◆ **The request**
Copy every line of the listing below without changing a single character.

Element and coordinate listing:

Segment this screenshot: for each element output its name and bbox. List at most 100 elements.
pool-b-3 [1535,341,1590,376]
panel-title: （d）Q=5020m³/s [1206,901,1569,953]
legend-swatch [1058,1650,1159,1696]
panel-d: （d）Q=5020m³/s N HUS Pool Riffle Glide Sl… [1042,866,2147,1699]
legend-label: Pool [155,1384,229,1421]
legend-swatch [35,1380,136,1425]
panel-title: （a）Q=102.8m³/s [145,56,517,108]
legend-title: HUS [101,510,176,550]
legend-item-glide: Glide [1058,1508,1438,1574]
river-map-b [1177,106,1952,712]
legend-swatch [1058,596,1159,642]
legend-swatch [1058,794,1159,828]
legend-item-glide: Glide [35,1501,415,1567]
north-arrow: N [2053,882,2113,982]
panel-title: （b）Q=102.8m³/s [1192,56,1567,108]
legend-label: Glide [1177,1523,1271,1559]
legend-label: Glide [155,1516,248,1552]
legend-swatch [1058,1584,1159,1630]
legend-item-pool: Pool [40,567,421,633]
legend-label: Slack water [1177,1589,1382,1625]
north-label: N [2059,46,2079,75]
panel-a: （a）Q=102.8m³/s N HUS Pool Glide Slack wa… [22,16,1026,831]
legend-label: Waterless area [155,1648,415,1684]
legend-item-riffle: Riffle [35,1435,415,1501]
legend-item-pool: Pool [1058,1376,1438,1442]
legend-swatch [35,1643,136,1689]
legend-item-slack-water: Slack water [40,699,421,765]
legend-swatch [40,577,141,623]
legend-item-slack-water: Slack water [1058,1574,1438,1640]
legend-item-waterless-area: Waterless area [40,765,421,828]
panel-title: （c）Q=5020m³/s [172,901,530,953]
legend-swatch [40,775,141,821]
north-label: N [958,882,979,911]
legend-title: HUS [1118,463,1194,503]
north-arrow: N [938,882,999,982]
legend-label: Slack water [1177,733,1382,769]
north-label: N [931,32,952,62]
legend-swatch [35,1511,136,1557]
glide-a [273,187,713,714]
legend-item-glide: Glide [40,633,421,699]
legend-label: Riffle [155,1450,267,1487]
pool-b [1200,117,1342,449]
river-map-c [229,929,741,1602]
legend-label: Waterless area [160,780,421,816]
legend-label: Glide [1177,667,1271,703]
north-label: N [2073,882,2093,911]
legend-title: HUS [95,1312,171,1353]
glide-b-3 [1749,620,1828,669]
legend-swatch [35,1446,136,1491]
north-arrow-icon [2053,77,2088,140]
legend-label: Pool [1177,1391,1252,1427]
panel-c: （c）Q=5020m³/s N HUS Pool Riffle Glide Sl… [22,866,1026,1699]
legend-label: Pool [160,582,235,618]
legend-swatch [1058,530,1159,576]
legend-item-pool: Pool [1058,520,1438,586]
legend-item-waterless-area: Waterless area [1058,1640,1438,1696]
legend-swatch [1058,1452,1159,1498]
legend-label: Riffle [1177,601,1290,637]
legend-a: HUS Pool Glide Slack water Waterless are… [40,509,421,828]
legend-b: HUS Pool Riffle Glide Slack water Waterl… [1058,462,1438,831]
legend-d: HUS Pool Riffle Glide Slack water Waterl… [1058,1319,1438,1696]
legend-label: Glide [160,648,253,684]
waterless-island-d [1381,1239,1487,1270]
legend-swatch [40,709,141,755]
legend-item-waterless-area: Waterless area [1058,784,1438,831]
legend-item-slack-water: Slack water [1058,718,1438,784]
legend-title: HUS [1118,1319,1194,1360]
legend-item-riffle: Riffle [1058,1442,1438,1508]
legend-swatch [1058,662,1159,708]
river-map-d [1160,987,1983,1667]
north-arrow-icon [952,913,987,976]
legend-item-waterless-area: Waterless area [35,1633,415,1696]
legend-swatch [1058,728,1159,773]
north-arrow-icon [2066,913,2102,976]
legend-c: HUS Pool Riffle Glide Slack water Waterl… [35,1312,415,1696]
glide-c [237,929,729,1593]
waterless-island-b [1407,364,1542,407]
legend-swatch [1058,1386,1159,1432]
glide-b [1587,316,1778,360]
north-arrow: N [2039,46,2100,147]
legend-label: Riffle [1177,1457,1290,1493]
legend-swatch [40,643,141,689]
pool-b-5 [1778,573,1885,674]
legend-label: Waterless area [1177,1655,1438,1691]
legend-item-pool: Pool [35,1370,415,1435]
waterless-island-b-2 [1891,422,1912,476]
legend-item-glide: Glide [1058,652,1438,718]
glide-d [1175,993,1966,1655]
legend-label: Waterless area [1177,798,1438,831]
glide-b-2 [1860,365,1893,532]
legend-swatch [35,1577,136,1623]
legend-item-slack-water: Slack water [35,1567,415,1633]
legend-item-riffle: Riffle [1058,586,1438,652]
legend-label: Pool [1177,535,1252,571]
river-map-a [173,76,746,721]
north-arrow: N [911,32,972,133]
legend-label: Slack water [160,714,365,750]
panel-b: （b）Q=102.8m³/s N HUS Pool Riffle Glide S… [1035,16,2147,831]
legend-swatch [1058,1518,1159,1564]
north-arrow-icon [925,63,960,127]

◆ **Written response**
Segment this screenshot: for each element output its name and bbox. List at most 100 elements.
pool-b-3 [1535,341,1590,376]
panel-title: （d）Q=5020m³/s [1206,901,1569,953]
legend-swatch [1058,1650,1159,1696]
panel-d: （d）Q=5020m³/s N HUS Pool Riffle Glide Sl… [1042,866,2147,1699]
legend-label: Pool [155,1384,229,1421]
legend-swatch [35,1380,136,1425]
panel-title: （a）Q=102.8m³/s [145,56,517,108]
legend-title: HUS [101,510,176,550]
legend-item-glide: Glide [1058,1508,1438,1574]
river-map-b [1177,106,1952,712]
legend-swatch [1058,596,1159,642]
legend-swatch [1058,794,1159,828]
legend-item-glide: Glide [35,1501,415,1567]
north-arrow: N [2053,882,2113,982]
panel-title: （b）Q=102.8m³/s [1192,56,1567,108]
legend-label: Glide [1177,1523,1271,1559]
legend-label: Glide [155,1516,248,1552]
legend-swatch [1058,1584,1159,1630]
legend-item-pool: Pool [40,567,421,633]
legend-label: Slack water [1177,1589,1382,1625]
north-label: N [2059,46,2079,75]
panel-a: （a）Q=102.8m³/s N HUS Pool Glide Slack wa… [22,16,1026,831]
legend-label: Waterless area [155,1648,415,1684]
legend-item-riffle: Riffle [35,1435,415,1501]
legend-item-pool: Pool [1058,1376,1438,1442]
legend-swatch [35,1643,136,1689]
legend-item-slack-water: Slack water [40,699,421,765]
legend-swatch [40,577,141,623]
legend-item-slack-water: Slack water [1058,1574,1438,1640]
legend-item-waterless-area: Waterless area [40,765,421,828]
panel-title: （c）Q=5020m³/s [172,901,530,953]
legend-swatch [40,775,141,821]
north-label: N [958,882,979,911]
legend-title: HUS [1118,463,1194,503]
north-arrow: N [938,882,999,982]
legend-label: Slack water [1177,733,1382,769]
north-label: N [931,32,952,62]
legend-swatch [35,1511,136,1557]
glide-a [273,187,713,714]
legend-item-glide: Glide [40,633,421,699]
legend-label: Riffle [155,1450,267,1487]
pool-b [1200,117,1342,449]
river-map-c [229,929,741,1602]
legend-label: Waterless area [160,780,421,816]
legend-label: Glide [1177,667,1271,703]
north-label: N [2073,882,2093,911]
legend-title: HUS [95,1312,171,1353]
glide-b-3 [1749,620,1828,669]
legend-swatch [35,1446,136,1491]
north-arrow-icon [2053,77,2088,140]
legend-label: Pool [1177,1391,1252,1427]
panel-c: （c）Q=5020m³/s N HUS Pool Riffle Glide Sl… [22,866,1026,1699]
legend-label: Pool [160,582,235,618]
legend-swatch [1058,530,1159,576]
legend-item-pool: Pool [1058,520,1438,586]
legend-item-waterless-area: Waterless area [1058,1640,1438,1696]
legend-swatch [1058,1452,1159,1498]
legend-label: Riffle [1177,601,1290,637]
legend-a: HUS Pool Glide Slack water Waterless are… [40,509,421,828]
legend-b: HUS Pool Riffle Glide Slack water Waterl… [1058,462,1438,831]
legend-d: HUS Pool Riffle Glide Slack water Waterl… [1058,1319,1438,1696]
legend-label: Glide [160,648,253,684]
waterless-island-d [1381,1239,1487,1270]
legend-swatch [40,709,141,755]
legend-item-waterless-area: Waterless area [1058,784,1438,831]
legend-item-slack-water: Slack water [1058,718,1438,784]
legend-title: HUS [1118,1319,1194,1360]
legend-item-riffle: Riffle [1058,1442,1438,1508]
legend-swatch [1058,662,1159,708]
river-map-d [1160,987,1983,1667]
north-arrow-icon [952,913,987,976]
legend-item-waterless-area: Waterless area [35,1633,415,1696]
legend-swatch [1058,728,1159,773]
north-arrow-icon [2066,913,2102,976]
legend-c: HUS Pool Riffle Glide Slack water Waterl… [35,1312,415,1696]
glide-c [237,929,729,1593]
waterless-island-b [1407,364,1542,407]
legend-swatch [1058,1386,1159,1432]
glide-b [1587,316,1778,360]
north-arrow: N [2039,46,2100,147]
legend-label: Riffle [1177,1457,1290,1493]
legend-swatch [40,643,141,689]
pool-b-5 [1778,573,1885,674]
legend-label: Waterless area [1177,1655,1438,1691]
legend-item-pool: Pool [35,1370,415,1435]
waterless-island-b-2 [1891,422,1912,476]
legend-item-glide: Glide [1058,652,1438,718]
glide-d [1175,993,1966,1655]
legend-label: Waterless area [1177,798,1438,831]
glide-b-2 [1860,365,1893,532]
legend-swatch [35,1577,136,1623]
legend-item-slack-water: Slack water [35,1567,415,1633]
legend-item-riffle: Riffle [1058,586,1438,652]
legend-label: Pool [1177,535,1252,571]
river-map-a [173,76,746,721]
north-arrow: N [911,32,972,133]
legend-label: Slack water [160,714,365,750]
panel-b: （b）Q=102.8m³/s N HUS Pool Riffle Glide S… [1035,16,2147,831]
legend-swatch [1058,1518,1159,1564]
north-arrow-icon [925,63,960,127]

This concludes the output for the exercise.